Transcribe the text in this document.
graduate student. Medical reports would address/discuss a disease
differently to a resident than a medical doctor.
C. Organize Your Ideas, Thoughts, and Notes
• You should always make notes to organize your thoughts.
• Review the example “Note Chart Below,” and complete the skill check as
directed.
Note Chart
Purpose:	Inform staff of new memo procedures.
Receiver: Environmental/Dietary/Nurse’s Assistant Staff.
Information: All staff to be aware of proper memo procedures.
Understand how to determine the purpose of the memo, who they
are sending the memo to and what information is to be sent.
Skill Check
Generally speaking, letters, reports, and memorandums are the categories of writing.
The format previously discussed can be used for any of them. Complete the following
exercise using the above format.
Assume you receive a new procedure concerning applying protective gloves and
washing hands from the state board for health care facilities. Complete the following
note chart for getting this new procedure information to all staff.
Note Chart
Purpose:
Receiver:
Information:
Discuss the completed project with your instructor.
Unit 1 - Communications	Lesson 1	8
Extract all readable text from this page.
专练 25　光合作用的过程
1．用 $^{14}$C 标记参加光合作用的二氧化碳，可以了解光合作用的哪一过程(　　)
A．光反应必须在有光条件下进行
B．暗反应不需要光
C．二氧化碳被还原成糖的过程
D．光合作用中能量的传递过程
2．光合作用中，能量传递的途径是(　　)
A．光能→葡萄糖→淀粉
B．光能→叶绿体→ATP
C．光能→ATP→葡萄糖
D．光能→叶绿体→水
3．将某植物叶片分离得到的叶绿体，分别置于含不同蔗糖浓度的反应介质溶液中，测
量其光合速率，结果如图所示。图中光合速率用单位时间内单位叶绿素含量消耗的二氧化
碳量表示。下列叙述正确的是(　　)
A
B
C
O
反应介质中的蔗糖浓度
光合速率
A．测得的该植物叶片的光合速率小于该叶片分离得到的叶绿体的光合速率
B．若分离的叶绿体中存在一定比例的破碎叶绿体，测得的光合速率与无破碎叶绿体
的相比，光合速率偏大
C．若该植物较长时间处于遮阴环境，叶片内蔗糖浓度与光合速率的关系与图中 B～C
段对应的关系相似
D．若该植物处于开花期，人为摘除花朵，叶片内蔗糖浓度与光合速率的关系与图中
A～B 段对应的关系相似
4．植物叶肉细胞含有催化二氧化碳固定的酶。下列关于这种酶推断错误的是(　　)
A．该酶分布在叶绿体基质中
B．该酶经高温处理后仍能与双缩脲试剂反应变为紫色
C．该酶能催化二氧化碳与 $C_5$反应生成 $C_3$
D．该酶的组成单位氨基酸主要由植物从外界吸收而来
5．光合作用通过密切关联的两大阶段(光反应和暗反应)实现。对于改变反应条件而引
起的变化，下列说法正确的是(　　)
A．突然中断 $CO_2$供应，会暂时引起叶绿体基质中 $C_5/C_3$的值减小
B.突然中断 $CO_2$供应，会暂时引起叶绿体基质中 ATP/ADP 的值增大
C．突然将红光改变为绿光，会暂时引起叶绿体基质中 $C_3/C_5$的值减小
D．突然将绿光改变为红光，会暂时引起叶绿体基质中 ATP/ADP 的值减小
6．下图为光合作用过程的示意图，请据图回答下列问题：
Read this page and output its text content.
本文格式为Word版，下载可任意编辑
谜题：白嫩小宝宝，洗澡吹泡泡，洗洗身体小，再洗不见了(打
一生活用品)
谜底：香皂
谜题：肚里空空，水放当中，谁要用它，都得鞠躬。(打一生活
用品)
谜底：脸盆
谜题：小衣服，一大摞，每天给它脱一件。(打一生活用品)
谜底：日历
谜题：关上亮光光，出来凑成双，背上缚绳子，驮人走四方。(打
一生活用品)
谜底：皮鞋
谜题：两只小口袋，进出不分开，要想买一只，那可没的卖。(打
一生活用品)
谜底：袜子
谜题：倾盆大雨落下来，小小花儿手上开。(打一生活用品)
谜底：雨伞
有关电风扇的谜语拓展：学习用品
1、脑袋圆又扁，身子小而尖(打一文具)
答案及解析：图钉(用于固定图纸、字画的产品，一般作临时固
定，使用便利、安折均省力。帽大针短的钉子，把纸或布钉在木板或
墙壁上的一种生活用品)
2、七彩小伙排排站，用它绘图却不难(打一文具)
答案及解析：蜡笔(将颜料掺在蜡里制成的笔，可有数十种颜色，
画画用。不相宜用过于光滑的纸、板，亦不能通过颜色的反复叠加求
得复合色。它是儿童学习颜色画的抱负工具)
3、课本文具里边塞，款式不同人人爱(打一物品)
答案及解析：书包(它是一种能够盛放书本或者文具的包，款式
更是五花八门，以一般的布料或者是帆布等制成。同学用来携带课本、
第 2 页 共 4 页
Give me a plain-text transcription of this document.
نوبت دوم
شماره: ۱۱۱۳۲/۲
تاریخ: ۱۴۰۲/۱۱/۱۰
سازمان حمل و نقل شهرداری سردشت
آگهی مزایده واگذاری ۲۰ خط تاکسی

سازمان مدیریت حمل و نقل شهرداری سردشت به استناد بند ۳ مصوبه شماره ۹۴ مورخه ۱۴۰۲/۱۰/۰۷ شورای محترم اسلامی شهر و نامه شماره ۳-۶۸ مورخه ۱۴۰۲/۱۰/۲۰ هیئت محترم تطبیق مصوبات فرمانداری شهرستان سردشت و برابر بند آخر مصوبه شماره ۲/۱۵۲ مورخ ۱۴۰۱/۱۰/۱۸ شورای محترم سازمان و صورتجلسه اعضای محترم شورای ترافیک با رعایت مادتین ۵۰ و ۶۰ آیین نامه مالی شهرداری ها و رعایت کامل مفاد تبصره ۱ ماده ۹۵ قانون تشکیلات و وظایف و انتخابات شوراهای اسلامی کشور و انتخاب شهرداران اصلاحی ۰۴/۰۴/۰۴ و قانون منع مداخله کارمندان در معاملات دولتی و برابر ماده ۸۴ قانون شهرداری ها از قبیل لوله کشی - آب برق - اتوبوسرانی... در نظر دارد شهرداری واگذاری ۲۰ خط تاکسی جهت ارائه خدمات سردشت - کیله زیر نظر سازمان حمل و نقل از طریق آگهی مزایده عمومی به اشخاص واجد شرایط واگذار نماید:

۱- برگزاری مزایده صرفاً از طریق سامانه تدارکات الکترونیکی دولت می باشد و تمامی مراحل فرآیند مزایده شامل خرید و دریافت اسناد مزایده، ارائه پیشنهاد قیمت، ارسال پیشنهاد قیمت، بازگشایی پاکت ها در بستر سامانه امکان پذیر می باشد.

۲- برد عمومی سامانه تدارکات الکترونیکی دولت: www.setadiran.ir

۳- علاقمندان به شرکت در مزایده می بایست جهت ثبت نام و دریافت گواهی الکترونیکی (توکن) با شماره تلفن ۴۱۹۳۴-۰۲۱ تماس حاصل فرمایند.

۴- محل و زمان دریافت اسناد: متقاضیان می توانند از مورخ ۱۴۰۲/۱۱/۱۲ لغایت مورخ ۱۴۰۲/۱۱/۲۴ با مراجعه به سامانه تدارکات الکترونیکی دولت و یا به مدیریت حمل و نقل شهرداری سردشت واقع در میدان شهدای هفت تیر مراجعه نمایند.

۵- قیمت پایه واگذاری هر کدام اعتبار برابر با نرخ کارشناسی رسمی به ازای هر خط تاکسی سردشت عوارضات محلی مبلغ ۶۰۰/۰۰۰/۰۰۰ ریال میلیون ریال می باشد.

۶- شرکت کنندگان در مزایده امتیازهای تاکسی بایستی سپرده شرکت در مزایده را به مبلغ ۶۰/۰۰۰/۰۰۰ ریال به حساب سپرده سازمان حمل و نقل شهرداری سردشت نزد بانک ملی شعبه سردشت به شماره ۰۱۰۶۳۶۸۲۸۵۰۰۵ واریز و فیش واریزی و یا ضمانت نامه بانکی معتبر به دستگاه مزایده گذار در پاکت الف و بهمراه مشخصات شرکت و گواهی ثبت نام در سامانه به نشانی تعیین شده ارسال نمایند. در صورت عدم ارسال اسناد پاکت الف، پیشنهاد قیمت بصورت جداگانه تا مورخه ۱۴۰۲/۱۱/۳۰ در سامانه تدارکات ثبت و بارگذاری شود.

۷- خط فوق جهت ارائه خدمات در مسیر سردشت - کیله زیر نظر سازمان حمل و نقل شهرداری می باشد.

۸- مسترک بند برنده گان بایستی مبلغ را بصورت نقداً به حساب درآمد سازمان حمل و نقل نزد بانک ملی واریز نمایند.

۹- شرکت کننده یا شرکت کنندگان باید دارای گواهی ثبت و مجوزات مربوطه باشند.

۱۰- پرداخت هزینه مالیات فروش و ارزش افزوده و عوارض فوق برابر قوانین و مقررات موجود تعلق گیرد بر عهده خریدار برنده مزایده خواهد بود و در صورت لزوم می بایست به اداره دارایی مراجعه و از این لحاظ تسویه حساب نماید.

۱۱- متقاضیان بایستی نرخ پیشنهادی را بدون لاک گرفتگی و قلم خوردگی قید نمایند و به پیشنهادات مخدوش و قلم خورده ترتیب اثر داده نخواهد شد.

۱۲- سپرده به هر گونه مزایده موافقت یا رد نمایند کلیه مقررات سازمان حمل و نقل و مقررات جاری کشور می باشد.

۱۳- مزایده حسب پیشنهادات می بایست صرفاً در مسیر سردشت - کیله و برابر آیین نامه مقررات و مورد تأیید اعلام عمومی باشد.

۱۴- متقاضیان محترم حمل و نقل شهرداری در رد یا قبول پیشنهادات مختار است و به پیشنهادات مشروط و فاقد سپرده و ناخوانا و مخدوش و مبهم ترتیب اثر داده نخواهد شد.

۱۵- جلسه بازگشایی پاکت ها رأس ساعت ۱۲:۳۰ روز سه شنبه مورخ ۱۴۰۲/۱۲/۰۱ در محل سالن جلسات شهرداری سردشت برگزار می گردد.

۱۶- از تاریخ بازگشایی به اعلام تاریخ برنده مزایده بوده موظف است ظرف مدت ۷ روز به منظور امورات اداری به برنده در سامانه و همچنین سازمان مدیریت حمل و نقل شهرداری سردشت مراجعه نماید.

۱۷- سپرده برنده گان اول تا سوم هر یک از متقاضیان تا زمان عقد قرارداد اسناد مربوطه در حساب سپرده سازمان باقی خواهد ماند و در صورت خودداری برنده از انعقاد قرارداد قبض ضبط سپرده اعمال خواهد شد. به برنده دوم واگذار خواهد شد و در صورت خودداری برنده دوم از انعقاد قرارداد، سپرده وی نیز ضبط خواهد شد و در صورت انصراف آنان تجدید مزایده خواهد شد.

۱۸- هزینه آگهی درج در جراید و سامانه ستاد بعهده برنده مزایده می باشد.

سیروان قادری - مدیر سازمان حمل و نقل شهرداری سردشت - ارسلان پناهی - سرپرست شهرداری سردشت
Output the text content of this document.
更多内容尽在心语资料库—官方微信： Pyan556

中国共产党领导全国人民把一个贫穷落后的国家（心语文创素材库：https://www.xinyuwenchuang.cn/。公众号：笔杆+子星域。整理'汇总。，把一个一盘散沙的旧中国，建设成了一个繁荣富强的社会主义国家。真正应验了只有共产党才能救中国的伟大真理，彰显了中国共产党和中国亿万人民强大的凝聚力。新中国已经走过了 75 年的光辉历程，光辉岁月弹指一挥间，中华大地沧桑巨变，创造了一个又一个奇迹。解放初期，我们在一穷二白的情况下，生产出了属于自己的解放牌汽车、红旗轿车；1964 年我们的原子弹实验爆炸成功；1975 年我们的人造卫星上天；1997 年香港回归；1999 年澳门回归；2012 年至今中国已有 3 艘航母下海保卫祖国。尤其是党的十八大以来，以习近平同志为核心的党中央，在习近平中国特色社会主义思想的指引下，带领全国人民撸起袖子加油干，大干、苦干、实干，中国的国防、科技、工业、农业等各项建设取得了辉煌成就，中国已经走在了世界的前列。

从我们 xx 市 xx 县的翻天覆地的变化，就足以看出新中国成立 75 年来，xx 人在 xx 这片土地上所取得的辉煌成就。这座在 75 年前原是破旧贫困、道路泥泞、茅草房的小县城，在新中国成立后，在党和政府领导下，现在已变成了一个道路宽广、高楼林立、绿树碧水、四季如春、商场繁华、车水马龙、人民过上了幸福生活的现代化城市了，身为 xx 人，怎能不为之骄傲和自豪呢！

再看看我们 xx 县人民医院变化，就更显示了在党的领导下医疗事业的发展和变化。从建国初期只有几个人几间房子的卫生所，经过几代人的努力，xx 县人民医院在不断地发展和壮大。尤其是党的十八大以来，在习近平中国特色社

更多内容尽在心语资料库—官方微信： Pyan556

The request: Pull out the lines above in which the word "پیشنهادات" appears.

Problem solution:
۱۱- متقاضیان بایستی نرخ پیشنهادی را بدون لاک گرفتگی و قلم خوردگی قید نمایند و به پیشنهادات مخدوش و قلم خورده ترتیب اثر داده نخواهد شد.
۱۳- مزایده حسب پیشنهادات می بایست صرفاً در مسیر سردشت - کیله و برابر آیین نامه مقررات و مورد تأیید اعلام عمومی باشد.
۱۴- متقاضیان محترم حمل و نقل شهرداری در رد یا قبول پیشنهادات مختار است و به پیشنهادات مشروط و فاقد سپرده و ناخوانا و مخدوش و مبهم ترتیب اثر داده نخواهد شد.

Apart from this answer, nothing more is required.